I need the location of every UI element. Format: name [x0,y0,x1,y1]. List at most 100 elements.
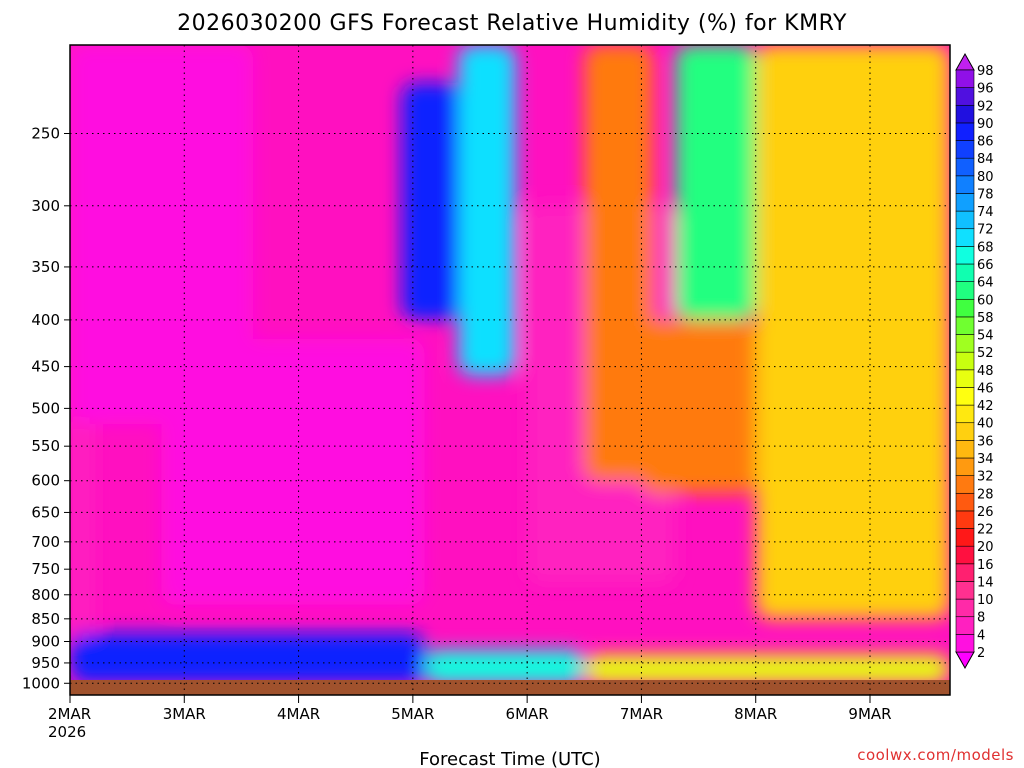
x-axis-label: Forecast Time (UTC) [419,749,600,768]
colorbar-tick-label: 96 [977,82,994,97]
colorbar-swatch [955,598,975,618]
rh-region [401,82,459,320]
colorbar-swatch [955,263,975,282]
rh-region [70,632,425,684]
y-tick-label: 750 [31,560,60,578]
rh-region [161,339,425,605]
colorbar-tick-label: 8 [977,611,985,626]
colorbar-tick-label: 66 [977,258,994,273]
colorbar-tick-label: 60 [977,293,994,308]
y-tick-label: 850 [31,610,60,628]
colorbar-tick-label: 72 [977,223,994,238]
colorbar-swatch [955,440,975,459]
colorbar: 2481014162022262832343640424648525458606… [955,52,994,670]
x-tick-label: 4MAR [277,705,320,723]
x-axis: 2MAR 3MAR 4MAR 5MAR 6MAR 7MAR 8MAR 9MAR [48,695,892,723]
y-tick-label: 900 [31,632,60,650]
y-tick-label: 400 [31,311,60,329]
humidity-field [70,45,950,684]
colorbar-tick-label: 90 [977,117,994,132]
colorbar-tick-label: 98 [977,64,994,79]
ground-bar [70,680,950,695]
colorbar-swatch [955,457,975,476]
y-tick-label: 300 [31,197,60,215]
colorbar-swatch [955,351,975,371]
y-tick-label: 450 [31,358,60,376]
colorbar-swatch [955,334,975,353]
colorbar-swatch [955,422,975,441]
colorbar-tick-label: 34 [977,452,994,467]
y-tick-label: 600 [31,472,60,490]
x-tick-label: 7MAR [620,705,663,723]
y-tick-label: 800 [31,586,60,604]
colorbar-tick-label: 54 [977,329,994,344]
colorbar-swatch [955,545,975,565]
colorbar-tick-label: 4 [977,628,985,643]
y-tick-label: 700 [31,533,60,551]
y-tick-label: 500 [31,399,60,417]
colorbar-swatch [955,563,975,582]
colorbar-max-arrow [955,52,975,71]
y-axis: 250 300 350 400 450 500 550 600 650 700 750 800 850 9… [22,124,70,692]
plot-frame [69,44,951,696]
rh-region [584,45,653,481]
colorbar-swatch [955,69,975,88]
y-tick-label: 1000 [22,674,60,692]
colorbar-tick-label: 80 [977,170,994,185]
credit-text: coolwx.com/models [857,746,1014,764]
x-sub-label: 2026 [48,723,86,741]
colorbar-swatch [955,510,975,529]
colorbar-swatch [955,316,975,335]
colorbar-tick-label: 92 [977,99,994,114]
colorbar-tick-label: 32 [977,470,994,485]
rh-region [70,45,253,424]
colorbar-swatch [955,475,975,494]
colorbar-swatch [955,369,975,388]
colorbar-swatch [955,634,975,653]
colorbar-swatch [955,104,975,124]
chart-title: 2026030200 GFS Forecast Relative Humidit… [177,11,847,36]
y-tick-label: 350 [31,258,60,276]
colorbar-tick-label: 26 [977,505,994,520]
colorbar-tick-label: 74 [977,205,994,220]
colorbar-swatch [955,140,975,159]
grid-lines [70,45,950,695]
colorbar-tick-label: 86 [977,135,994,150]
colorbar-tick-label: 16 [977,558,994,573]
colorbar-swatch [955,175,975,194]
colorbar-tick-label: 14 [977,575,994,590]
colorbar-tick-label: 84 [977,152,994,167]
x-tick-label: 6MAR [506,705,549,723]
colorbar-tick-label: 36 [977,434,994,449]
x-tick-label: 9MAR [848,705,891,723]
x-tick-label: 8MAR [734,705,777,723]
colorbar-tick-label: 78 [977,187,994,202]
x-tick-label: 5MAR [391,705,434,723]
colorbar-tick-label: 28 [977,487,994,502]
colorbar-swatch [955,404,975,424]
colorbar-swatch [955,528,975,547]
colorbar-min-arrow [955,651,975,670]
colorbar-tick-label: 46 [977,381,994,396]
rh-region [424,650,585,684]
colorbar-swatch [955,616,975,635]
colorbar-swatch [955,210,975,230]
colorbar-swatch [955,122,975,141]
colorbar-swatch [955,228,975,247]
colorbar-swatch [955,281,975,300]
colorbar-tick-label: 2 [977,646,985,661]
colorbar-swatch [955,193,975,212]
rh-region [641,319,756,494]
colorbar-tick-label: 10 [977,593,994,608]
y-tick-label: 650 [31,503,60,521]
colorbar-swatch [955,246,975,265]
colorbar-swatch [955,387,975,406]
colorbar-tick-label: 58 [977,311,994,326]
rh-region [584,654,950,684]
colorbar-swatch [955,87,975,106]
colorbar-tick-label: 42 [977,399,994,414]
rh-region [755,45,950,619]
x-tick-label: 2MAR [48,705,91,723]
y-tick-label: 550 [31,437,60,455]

---

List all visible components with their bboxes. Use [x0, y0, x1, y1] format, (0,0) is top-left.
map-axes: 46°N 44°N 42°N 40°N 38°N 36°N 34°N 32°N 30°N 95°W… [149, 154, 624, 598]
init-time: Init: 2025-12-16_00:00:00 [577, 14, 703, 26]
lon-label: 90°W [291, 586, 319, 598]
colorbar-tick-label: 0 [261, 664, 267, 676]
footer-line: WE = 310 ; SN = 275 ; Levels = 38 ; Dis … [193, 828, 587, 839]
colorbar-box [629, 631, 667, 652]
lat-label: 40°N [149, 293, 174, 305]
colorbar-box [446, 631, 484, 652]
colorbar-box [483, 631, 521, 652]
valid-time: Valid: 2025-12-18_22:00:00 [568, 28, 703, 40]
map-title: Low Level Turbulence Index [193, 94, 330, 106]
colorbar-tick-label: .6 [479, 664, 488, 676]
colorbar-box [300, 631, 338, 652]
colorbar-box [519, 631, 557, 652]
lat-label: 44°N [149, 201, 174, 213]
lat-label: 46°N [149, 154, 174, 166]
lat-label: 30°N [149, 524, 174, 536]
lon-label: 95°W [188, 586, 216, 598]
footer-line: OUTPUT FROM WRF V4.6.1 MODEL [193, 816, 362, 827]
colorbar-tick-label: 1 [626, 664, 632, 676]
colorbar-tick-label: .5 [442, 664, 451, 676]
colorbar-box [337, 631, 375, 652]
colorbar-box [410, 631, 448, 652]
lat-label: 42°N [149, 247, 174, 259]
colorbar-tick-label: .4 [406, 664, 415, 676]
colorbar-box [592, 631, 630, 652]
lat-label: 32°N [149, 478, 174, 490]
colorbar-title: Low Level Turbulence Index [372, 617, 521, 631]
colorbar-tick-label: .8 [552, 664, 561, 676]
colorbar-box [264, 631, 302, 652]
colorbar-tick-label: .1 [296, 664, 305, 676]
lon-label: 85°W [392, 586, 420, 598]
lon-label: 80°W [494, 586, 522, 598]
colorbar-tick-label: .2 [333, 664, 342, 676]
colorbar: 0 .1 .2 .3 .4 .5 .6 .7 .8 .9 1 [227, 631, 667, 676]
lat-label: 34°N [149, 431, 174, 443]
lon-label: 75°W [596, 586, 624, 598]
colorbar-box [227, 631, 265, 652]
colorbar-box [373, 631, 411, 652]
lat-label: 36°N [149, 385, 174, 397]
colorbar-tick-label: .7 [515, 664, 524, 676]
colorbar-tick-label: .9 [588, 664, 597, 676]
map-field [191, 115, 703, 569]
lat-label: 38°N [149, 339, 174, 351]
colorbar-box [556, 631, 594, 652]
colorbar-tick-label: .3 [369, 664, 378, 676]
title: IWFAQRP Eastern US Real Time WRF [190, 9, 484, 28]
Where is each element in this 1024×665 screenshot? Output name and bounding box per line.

:: What is expected ::
Rewrite the entries from the line containing "x-axis-label: Forecast Time" down to the line containing "y-tick-label: 750 [31,560,60,578]", both included, with every "rh-region" changed to "humidity-zone" and nothing else altered. Return only those lines.

:: Reply to the exercise ::
x-axis-label: Forecast Time (UTC) [419,749,600,768]
colorbar-tick-label: 96 [977,82,994,97]
colorbar-swatch [955,598,975,618]
humidity-zone [401,82,459,320]
colorbar-swatch [955,263,975,282]
humidity-zone [70,632,425,684]
y-tick-label: 750 [31,560,60,578]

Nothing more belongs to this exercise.